[Extracted data entries]
--- START ---

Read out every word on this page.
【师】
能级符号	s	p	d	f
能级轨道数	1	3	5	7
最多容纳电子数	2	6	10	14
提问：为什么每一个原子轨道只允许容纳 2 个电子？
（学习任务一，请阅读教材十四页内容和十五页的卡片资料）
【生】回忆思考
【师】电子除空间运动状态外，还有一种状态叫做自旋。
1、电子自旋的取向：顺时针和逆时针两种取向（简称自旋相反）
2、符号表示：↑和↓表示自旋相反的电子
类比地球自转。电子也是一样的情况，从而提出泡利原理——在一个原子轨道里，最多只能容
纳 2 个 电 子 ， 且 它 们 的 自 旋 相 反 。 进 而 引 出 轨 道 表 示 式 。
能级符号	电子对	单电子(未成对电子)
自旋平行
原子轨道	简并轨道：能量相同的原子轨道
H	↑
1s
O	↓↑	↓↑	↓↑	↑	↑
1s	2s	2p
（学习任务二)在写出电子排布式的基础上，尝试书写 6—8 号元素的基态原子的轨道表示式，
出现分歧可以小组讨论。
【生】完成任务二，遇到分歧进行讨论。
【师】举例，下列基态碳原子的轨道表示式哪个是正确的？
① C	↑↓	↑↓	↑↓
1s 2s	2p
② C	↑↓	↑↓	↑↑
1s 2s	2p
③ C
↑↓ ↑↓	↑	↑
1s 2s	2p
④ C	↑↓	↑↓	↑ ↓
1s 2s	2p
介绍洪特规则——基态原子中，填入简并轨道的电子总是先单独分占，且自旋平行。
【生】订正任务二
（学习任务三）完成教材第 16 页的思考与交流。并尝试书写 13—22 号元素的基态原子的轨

--- END ---

Quote the entire listing above exactly.

## Expected answer
Read out every word on this page.
【师】
能级符号	s	p	d	f
能级轨道数	1	3	5	7
最多容纳电子数	2	6	10	14
提问：为什么每一个原子轨道只允许容纳 2 个电子？
（学习任务一，请阅读教材十四页内容和十五页的卡片资料）
【生】回忆思考
【师】电子除空间运动状态外，还有一种状态叫做自旋。
1、电子自旋的取向：顺时针和逆时针两种取向（简称自旋相反）
2、符号表示：↑和↓表示自旋相反的电子
类比地球自转。电子也是一样的情况，从而提出泡利原理——在一个原子轨道里，最多只能容
纳 2 个 电 子 ， 且 它 们 的 自 旋 相 反 。 进 而 引 出 轨 道 表 示 式 。
能级符号	电子对	单电子(未成对电子)
自旋平行
原子轨道	简并轨道：能量相同的原子轨道
H	↑
1s
O	↓↑	↓↑	↓↑	↑	↑
1s	2s	2p
（学习任务二)在写出电子排布式的基础上，尝试书写 6—8 号元素的基态原子的轨道表示式，
出现分歧可以小组讨论。
【生】完成任务二，遇到分歧进行讨论。
【师】举例，下列基态碳原子的轨道表示式哪个是正确的？
① C	↑↓	↑↓	↑↓
1s 2s	2p
② C	↑↓	↑↓	↑↑
1s 2s	2p
③ C
↑↓ ↑↓	↑	↑
1s 2s	2p
④ C	↑↓	↑↓	↑ ↓
1s 2s	2p
介绍洪特规则——基态原子中，填入简并轨道的电子总是先单独分占，且自旋平行。
【生】订正任务二
（学习任务三）完成教材第 16 页的思考与交流。并尝试书写 13—22 号元素的基态原子的轨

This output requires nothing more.